TASK » Please format every line of the material below as a numbered list, leaving out any blank lines.

•••

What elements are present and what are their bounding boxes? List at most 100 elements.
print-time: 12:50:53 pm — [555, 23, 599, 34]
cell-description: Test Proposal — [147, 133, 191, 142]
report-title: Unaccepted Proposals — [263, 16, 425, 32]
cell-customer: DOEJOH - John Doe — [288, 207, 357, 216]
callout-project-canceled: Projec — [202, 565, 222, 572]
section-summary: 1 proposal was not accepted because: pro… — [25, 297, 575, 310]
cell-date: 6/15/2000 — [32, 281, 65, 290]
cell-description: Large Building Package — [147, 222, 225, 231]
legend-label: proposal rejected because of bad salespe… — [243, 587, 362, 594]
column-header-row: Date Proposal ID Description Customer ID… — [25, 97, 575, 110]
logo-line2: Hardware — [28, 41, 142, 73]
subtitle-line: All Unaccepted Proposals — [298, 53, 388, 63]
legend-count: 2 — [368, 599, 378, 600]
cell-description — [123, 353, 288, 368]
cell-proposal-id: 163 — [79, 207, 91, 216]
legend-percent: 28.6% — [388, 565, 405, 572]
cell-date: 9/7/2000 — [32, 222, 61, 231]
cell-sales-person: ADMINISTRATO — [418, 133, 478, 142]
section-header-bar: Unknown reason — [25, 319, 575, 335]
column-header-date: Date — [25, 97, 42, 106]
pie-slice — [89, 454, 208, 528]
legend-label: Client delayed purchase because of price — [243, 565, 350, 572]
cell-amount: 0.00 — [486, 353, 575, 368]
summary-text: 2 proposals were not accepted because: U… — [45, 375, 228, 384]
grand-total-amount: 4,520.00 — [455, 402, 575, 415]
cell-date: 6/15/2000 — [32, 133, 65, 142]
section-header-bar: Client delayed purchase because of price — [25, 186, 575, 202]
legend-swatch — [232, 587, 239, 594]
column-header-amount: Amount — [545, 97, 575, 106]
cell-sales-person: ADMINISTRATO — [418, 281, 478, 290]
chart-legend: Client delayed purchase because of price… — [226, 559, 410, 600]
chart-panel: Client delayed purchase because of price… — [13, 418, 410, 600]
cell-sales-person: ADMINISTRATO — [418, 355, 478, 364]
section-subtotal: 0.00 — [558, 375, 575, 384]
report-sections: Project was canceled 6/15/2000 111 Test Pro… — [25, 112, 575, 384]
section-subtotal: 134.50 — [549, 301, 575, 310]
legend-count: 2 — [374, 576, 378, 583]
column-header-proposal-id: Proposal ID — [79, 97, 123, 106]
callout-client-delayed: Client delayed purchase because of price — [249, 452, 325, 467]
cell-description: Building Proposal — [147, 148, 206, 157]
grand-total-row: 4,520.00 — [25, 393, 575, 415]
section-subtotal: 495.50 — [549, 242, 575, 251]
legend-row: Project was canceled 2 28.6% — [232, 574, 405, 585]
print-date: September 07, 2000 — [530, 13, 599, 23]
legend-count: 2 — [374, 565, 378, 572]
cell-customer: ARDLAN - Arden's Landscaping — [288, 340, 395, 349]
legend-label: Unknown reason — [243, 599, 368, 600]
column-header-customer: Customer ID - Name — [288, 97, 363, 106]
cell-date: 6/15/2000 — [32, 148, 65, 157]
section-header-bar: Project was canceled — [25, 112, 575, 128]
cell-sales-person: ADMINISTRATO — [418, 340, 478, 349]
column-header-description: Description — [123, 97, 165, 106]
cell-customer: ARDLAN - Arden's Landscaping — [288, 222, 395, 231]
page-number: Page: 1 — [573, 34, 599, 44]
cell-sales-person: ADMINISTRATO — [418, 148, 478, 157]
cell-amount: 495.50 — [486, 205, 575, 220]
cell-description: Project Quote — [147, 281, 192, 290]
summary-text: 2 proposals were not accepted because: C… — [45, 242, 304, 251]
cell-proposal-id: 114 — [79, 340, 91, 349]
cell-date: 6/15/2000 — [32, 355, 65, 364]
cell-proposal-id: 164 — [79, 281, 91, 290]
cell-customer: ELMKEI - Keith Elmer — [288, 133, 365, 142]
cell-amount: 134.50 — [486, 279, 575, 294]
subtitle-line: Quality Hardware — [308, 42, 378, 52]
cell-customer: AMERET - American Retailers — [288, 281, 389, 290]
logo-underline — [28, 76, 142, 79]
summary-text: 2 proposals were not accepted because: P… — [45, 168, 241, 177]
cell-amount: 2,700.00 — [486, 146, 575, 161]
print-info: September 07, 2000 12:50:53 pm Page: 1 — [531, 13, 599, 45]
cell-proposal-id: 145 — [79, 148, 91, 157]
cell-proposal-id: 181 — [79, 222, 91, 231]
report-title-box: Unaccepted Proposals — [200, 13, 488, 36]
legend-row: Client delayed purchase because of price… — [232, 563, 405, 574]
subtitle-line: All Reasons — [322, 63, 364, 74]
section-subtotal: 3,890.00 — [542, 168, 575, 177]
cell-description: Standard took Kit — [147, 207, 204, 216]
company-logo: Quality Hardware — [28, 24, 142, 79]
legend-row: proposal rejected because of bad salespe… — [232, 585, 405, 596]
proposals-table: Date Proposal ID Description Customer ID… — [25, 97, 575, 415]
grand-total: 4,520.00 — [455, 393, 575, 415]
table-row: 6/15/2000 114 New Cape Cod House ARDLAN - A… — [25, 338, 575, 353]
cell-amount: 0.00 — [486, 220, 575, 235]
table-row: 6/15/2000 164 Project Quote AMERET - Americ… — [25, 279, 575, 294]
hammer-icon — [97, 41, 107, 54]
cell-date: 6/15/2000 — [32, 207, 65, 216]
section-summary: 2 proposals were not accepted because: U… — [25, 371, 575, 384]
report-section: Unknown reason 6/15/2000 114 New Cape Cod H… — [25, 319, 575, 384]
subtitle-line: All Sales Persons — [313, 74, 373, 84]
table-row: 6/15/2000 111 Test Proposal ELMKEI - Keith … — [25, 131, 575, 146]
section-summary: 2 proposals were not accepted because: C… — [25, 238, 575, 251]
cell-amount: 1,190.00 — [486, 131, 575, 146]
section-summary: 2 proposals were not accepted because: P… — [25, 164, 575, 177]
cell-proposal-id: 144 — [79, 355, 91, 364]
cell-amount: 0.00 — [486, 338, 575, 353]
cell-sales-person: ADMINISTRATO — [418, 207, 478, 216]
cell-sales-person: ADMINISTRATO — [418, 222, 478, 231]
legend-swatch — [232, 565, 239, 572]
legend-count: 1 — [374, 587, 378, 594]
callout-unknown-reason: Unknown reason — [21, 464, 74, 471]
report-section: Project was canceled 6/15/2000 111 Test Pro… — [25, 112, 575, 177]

•••

RESPONSE TO THIS TASK »
1. What elements are present and what are their bounding boxes? List at most 100 elements.
2. print-time: 12:50:53 pm — [555, 23, 599, 34]
3. cell-description: Test Proposal — [147, 133, 191, 142]
4. report-title: Unaccepted Proposals — [263, 16, 425, 32]
5. cell-customer: DOEJOH - John Doe — [288, 207, 357, 216]
6. callout-project-canceled: Projec — [202, 565, 222, 572]
7. section-summary: 1 proposal was not accepted because: pro… — [25, 297, 575, 310]
8. cell-date: 6/15/2000 — [32, 281, 65, 290]
9. cell-description: Large Building Package — [147, 222, 225, 231]
10. legend-label: proposal rejected because of bad salespe… — [243, 587, 362, 594]
11. column-header-row: Date Proposal ID Description Customer ID… — [25, 97, 575, 110]
12. logo-line2: Hardware — [28, 41, 142, 73]
13. subtitle-line: All Unaccepted Proposals — [298, 53, 388, 63]
14. legend-count: 2 — [368, 599, 378, 600]
15. cell-description — [123, 353, 288, 368]
16. cell-proposal-id: 163 — [79, 207, 91, 216]
17. legend-percent: 28.6% — [388, 565, 405, 572]
18. cell-date: 9/7/2000 — [32, 222, 61, 231]
19. cell-sales-person: ADMINISTRATO — [418, 133, 478, 142]
20. section-header-bar: Unknown reason — [25, 319, 575, 335]
21. column-header-date: Date — [25, 97, 42, 106]
22. pie-slice — [89, 454, 208, 528]
23. legend-label: Client delayed purchase because of price — [243, 565, 350, 572]
24. cell-amount: 0.00 — [486, 353, 575, 368]
25. summary-text: 2 proposals were not accepted because: U… — [45, 375, 228, 384]
26. grand-total-amount: 4,520.00 — [455, 402, 575, 415]
27. cell-date: 6/15/2000 — [32, 133, 65, 142]
28. section-header-bar: Client delayed purchase because of price — [25, 186, 575, 202]
29. legend-swatch — [232, 587, 239, 594]
30. column-header-amount: Amount — [545, 97, 575, 106]
31. cell-sales-person: ADMINISTRATO — [418, 281, 478, 290]
32. chart-legend: Client delayed purchase because of price… — [226, 559, 410, 600]
33. chart-panel: Client delayed purchase because of price… — [13, 418, 410, 600]
34. cell-sales-person: ADMINISTRATO — [418, 355, 478, 364]
35. section-subtotal: 0.00 — [558, 375, 575, 384]
36. report-sections: Project was canceled 6/15/2000 111 Test Pro… — [25, 112, 575, 384]
37. section-subtotal: 134.50 — [549, 301, 575, 310]
38. legend-count: 2 — [374, 576, 378, 583]
39. column-header-proposal-id: Proposal ID — [79, 97, 123, 106]
40. callout-client-delayed: Client delayed purchase because of price — [249, 452, 325, 467]
41. cell-description: Building Proposal — [147, 148, 206, 157]
42. grand-total-row: 4,520.00 — [25, 393, 575, 415]
43. section-subtotal: 495.50 — [549, 242, 575, 251]
44. legend-row: Project was canceled 2 28.6% — [232, 574, 405, 585]
45. print-date: September 07, 2000 — [530, 13, 599, 23]
46. legend-count: 2 — [374, 565, 378, 572]
47. cell-customer: ARDLAN - Arden's Landscaping — [288, 340, 395, 349]
48. legend-label: Unknown reason — [243, 599, 368, 600]
49. column-header-customer: Customer ID - Name — [288, 97, 363, 106]
50. cell-date: 6/15/2000 — [32, 148, 65, 157]
51. section-header-bar: Project was canceled — [25, 112, 575, 128]
52. cell-sales-person: ADMINISTRATO — [418, 340, 478, 349]
53. column-header-description: Description — [123, 97, 165, 106]
54. cell-customer: ARDLAN - Arden's Landscaping — [288, 222, 395, 231]
55. page-number: Page: 1 — [573, 34, 599, 44]
56. cell-sales-person: ADMINISTRATO — [418, 148, 478, 157]
57. cell-amount: 495.50 — [486, 205, 575, 220]
58. cell-description: Project Quote — [147, 281, 192, 290]
59. summary-text: 2 proposals were not accepted because: C… — [45, 242, 304, 251]
60. cell-proposal-id: 114 — [79, 340, 91, 349]
61. cell-date: 6/15/2000 — [32, 355, 65, 364]
62. cell-proposal-id: 164 — [79, 281, 91, 290]
63. cell-customer: ELMKEI - Keith Elmer — [288, 133, 365, 142]
64. cell-amount: 134.50 — [486, 279, 575, 294]
65. subtitle-line: Quality Hardware — [308, 42, 378, 52]
66. cell-customer: AMERET - American Retailers — [288, 281, 389, 290]
67. logo-underline — [28, 76, 142, 79]
68. summary-text: 2 proposals were not accepted because: P… — [45, 168, 241, 177]
69. cell-amount: 2,700.00 — [486, 146, 575, 161]
70. print-info: September 07, 2000 12:50:53 pm Page: 1 — [531, 13, 599, 45]
71. cell-proposal-id: 145 — [79, 148, 91, 157]
72. cell-proposal-id: 181 — [79, 222, 91, 231]
73. report-title-box: Unaccepted Proposals — [200, 13, 488, 36]
74. legend-row: Client delayed purchase because of price… — [232, 563, 405, 574]
75. subtitle-line: All Reasons — [322, 63, 364, 74]
76. section-subtotal: 3,890.00 — [542, 168, 575, 177]
77. cell-description: Standard took Kit — [147, 207, 204, 216]
78. company-logo: Quality Hardware — [28, 24, 142, 79]
79. legend-row: proposal rejected because of bad salespe… — [232, 585, 405, 596]
80. proposals-table: Date Proposal ID Description Customer ID… — [25, 97, 575, 415]
81. grand-total: 4,520.00 — [455, 393, 575, 415]
82. table-row: 6/15/2000 114 New Cape Cod House ARDLAN - A… — [25, 338, 575, 353]
83. cell-amount: 0.00 — [486, 220, 575, 235]
84. table-row: 6/15/2000 164 Project Quote AMERET - Americ… — [25, 279, 575, 294]
85. hammer-icon — [97, 41, 107, 54]
86. cell-date: 6/15/2000 — [32, 207, 65, 216]
87. section-summary: 2 proposals were not accepted because: U… — [25, 371, 575, 384]
88. report-section: Unknown reason 6/15/2000 114 New Cape Cod H… — [25, 319, 575, 384]
89. subtitle-line: All Sales Persons — [313, 74, 373, 84]
90. table-row: 6/15/2000 111 Test Proposal ELMKEI - Keith … — [25, 131, 575, 146]
91. section-summary: 2 proposals were not accepted because: C… — [25, 238, 575, 251]
92. cell-amount: 1,190.00 — [486, 131, 575, 146]
93. section-summary: 2 proposals were not accepted because: P… — [25, 164, 575, 177]
94. cell-proposal-id: 144 — [79, 355, 91, 364]
95. cell-amount: 0.00 — [486, 338, 575, 353]
96. cell-sales-person: ADMINISTRATO — [418, 207, 478, 216]
97. cell-sales-person: ADMINISTRATO — [418, 222, 478, 231]
98. legend-swatch — [232, 565, 239, 572]
99. legend-count: 1 — [374, 587, 378, 594]
100. callout-unknown-reason: Unknown reason — [21, 464, 74, 471]
101. report-section: Project was canceled 6/15/2000 111 Test Pro… — [25, 112, 575, 177]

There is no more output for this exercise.